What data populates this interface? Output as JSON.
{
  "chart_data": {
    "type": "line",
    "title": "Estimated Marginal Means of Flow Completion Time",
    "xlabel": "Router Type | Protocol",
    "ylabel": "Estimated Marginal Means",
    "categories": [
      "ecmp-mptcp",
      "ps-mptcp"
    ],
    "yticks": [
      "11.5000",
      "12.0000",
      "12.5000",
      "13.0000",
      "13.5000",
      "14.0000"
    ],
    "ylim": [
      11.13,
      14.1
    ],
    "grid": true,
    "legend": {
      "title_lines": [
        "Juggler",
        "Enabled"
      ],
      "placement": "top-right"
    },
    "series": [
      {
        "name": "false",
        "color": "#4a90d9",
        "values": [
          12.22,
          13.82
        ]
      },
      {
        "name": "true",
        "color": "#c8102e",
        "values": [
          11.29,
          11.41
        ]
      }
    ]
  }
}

:::::

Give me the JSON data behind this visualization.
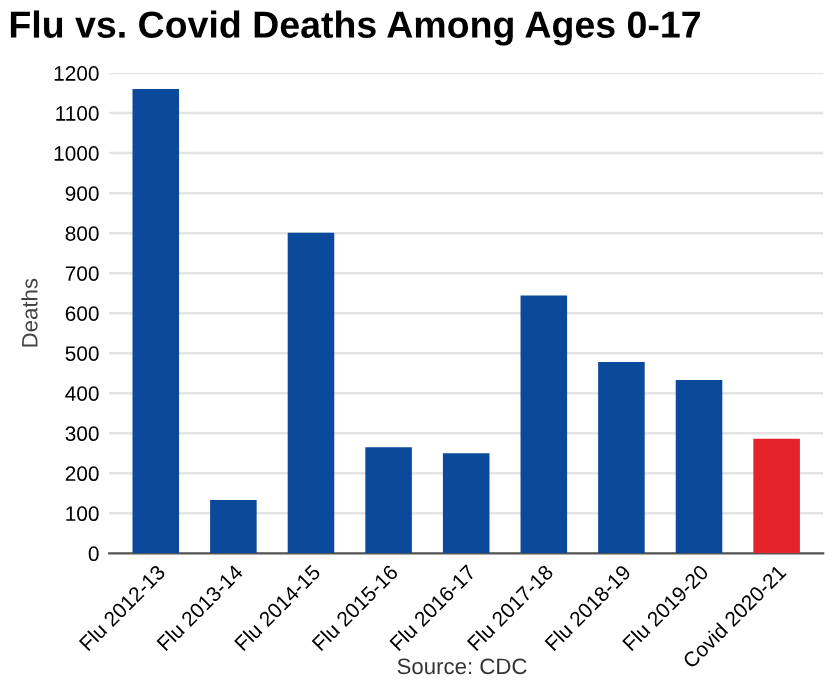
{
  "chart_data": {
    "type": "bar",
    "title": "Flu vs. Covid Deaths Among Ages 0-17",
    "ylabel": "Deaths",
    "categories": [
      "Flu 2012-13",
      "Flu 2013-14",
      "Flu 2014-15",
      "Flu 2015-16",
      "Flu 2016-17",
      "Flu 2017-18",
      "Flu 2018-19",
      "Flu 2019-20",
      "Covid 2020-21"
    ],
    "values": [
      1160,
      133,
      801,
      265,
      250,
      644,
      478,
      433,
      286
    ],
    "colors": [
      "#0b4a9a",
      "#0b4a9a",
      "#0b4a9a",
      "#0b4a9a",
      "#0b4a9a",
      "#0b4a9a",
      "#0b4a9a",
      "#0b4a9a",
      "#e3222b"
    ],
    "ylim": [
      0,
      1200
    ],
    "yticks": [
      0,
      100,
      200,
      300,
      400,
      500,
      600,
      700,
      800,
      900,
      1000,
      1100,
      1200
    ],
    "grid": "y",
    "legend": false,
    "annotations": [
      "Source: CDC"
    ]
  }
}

:::::

> _Brief_
Gather all lines with the string "this" from the data.

> _Written solution_
What data populates this interface? Output as JSON.
Give me the JSON data behind this visualization.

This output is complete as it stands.